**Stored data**
┄┄┄┄┄┄

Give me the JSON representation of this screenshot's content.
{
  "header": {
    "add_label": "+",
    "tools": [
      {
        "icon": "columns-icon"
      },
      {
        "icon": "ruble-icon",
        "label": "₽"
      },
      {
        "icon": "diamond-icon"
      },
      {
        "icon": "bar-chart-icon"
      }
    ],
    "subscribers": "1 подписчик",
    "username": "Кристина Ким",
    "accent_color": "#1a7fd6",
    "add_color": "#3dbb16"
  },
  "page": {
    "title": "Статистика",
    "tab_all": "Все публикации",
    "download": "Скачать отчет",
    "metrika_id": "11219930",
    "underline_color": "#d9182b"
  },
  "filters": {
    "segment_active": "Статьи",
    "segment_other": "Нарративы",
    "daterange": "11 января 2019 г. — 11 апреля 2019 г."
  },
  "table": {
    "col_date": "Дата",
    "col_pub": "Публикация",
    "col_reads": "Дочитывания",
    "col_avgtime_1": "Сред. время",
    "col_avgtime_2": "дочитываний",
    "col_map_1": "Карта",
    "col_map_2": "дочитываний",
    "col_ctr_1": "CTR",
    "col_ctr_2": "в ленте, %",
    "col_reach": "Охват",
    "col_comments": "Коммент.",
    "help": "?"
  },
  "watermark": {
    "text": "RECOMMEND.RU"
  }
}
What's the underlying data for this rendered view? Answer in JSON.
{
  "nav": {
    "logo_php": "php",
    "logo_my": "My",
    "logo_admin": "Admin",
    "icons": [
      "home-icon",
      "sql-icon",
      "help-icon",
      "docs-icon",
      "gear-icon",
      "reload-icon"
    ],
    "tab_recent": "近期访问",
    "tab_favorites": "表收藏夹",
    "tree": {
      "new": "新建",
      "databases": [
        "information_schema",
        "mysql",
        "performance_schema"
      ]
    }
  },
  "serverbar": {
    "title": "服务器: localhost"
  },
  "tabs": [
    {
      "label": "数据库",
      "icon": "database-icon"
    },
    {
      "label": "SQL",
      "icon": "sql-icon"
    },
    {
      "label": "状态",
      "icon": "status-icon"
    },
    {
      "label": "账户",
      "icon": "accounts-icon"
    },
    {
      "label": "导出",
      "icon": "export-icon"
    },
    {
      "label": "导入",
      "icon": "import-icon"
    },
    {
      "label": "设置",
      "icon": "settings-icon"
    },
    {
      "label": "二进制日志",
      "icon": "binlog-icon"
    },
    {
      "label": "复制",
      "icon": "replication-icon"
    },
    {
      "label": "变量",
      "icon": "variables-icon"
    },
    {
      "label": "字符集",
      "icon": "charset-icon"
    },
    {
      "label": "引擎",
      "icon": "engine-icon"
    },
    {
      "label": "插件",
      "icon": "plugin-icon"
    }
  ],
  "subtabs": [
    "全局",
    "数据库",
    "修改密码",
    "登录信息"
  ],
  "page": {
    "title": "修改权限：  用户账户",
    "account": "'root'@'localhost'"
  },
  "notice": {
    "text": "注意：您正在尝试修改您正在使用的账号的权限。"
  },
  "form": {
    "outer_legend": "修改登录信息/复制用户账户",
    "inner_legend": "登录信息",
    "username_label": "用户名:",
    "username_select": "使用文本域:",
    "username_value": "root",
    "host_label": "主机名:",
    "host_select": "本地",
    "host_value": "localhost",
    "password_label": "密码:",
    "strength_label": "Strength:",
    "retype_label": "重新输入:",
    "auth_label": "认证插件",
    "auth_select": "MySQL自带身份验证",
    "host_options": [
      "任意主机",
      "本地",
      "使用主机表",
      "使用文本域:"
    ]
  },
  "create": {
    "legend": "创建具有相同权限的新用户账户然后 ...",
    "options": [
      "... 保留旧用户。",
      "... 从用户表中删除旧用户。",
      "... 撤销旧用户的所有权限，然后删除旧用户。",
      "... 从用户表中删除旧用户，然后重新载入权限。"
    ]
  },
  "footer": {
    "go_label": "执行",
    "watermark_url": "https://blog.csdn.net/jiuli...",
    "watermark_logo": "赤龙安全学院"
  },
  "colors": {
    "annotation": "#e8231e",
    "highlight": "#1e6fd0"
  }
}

┄┄┄┄┄┄

**The task**
Find each line holding the word "text" and copy it.

**Output for this exercise**
    "text": "RECOMMEND.RU"
    "text": "注意：您正在尝试修改您正在使用的账号的权限。"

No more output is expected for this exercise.